= YOUR GOAL =
Exactly reproduce each entry, leaving out nothing.

· · ·

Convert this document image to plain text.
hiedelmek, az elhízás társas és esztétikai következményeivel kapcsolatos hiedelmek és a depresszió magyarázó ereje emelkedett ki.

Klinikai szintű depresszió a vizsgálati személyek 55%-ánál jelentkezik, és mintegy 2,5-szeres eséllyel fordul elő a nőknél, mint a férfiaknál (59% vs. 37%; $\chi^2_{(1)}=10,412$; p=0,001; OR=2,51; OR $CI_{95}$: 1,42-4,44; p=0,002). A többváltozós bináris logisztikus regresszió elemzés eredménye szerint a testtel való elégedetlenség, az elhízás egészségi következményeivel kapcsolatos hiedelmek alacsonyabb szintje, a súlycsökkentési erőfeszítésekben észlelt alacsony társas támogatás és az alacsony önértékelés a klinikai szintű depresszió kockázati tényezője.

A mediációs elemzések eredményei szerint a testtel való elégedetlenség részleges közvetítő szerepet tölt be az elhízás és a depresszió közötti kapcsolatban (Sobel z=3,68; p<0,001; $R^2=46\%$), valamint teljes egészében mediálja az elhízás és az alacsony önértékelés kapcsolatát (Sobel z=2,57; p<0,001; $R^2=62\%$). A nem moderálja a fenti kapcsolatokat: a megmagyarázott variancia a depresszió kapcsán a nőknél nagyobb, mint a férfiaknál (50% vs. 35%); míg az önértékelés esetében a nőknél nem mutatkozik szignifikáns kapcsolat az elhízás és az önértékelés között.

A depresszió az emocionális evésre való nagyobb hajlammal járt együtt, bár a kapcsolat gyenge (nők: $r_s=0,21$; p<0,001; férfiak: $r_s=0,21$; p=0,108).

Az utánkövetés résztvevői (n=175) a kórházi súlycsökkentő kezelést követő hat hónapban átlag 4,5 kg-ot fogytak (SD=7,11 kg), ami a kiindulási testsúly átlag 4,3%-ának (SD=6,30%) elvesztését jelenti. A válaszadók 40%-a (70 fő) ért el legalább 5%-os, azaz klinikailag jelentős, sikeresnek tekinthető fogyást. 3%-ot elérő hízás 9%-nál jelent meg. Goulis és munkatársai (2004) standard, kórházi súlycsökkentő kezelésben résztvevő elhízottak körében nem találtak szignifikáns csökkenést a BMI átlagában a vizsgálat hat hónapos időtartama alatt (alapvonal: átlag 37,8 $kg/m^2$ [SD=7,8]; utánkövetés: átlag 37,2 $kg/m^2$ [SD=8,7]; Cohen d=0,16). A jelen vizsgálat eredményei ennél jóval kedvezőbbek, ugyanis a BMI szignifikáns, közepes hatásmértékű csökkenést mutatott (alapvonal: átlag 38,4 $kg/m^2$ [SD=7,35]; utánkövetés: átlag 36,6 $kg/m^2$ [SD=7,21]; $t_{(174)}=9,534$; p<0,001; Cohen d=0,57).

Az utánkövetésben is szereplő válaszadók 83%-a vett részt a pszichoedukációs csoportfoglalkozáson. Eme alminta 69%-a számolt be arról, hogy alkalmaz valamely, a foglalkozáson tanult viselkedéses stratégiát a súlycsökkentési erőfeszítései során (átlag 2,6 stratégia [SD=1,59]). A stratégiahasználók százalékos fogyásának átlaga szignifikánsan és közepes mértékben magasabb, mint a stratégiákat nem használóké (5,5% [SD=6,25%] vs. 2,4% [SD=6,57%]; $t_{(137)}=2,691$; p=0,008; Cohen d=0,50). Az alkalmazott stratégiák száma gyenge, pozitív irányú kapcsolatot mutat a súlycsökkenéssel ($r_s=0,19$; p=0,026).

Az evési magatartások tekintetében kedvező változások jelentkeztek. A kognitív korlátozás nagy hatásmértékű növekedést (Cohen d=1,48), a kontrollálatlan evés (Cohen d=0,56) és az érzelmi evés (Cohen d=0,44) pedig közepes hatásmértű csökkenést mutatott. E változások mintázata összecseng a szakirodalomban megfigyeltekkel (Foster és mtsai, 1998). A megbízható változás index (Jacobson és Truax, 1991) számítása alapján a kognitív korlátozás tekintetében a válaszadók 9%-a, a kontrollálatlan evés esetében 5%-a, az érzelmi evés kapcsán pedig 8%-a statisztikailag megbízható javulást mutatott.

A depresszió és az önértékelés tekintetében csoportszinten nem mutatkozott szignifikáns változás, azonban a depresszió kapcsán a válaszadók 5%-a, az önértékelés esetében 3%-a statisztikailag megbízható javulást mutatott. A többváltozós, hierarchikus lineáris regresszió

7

· · ·

= FINAL RESULT =
Convert this document image to plain text.
hiedelmek, az elhízás társas és esztétikai következményeivel kapcsolatos hiedelmek és a depresszió magyarázó ereje emelkedett ki.

Klinikai szintű depresszió a vizsgálati személyek 55%-ánál jelentkezik, és mintegy 2,5-szeres eséllyel fordul elő a nőknél, mint a férfiaknál (59% vs. 37%; $\chi^2_{(1)}=10,412$; p=0,001; OR=2,51; OR $CI_{95}$: 1,42-4,44; p=0,002). A többváltozós bináris logisztikus regresszió elemzés eredménye szerint a testtel való elégedetlenség, az elhízás egészségi következményeivel kapcsolatos hiedelmek alacsonyabb szintje, a súlycsökkentési erőfeszítésekben észlelt alacsony társas támogatás és az alacsony önértékelés a klinikai szintű depresszió kockázati tényezője.

A mediációs elemzések eredményei szerint a testtel való elégedetlenség részleges közvetítő szerepet tölt be az elhízás és a depresszió közötti kapcsolatban (Sobel z=3,68; p<0,001; $R^2=46\%$), valamint teljes egészében mediálja az elhízás és az alacsony önértékelés kapcsolatát (Sobel z=2,57; p<0,001; $R^2=62\%$). A nem moderálja a fenti kapcsolatokat: a megmagyarázott variancia a depresszió kapcsán a nőknél nagyobb, mint a férfiaknál (50% vs. 35%); míg az önértékelés esetében a nőknél nem mutatkozik szignifikáns kapcsolat az elhízás és az önértékelés között.

A depresszió az emocionális evésre való nagyobb hajlammal járt együtt, bár a kapcsolat gyenge (nők: $r_s=0,21$; p<0,001; férfiak: $r_s=0,21$; p=0,108).

Az utánkövetés résztvevői (n=175) a kórházi súlycsökkentő kezelést követő hat hónapban átlag 4,5 kg-ot fogytak (SD=7,11 kg), ami a kiindulási testsúly átlag 4,3%-ának (SD=6,30%) elvesztését jelenti. A válaszadók 40%-a (70 fő) ért el legalább 5%-os, azaz klinikailag jelentős, sikeresnek tekinthető fogyást. 3%-ot elérő hízás 9%-nál jelent meg. Goulis és munkatársai (2004) standard, kórházi súlycsökkentő kezelésben résztvevő elhízottak körében nem találtak szignifikáns csökkenést a BMI átlagában a vizsgálat hat hónapos időtartama alatt (alapvonal: átlag 37,8 $kg/m^2$ [SD=7,8]; utánkövetés: átlag 37,2 $kg/m^2$ [SD=8,7]; Cohen d=0,16). A jelen vizsgálat eredményei ennél jóval kedvezőbbek, ugyanis a BMI szignifikáns, közepes hatásmértékű csökkenést mutatott (alapvonal: átlag 38,4 $kg/m^2$ [SD=7,35]; utánkövetés: átlag 36,6 $kg/m^2$ [SD=7,21]; $t_{(174)}=9,534$; p<0,001; Cohen d=0,57).

Az utánkövetésben is szereplő válaszadók 83%-a vett részt a pszichoedukációs csoportfoglalkozáson. Eme alminta 69%-a számolt be arról, hogy alkalmaz valamely, a foglalkozáson tanult viselkedéses stratégiát a súlycsökkentési erőfeszítései során (átlag 2,6 stratégia [SD=1,59]). A stratégiahasználók százalékos fogyásának átlaga szignifikánsan és közepes mértékben magasabb, mint a stratégiákat nem használóké (5,5% [SD=6,25%] vs. 2,4% [SD=6,57%]; $t_{(137)}=2,691$; p=0,008; Cohen d=0,50). Az alkalmazott stratégiák száma gyenge, pozitív irányú kapcsolatot mutat a súlycsökkenéssel ($r_s=0,19$; p=0,026).

Az evési magatartások tekintetében kedvező változások jelentkeztek. A kognitív korlátozás nagy hatásmértékű növekedést (Cohen d=1,48), a kontrollálatlan evés (Cohen d=0,56) és az érzelmi evés (Cohen d=0,44) pedig közepes hatásmértű csökkenést mutatott. E változások mintázata összecseng a szakirodalomban megfigyeltekkel (Foster és mtsai, 1998). A megbízható változás index (Jacobson és Truax, 1991) számítása alapján a kognitív korlátozás tekintetében a válaszadók 9%-a, a kontrollálatlan evés esetében 5%-a, az érzelmi evés kapcsán pedig 8%-a statisztikailag megbízható javulást mutatott.

A depresszió és az önértékelés tekintetében csoportszinten nem mutatkozott szignifikáns változás, azonban a depresszió kapcsán a válaszadók 5%-a, az önértékelés esetében 3%-a statisztikailag megbízható javulást mutatott. A többváltozós, hierarchikus lineáris regresszió

7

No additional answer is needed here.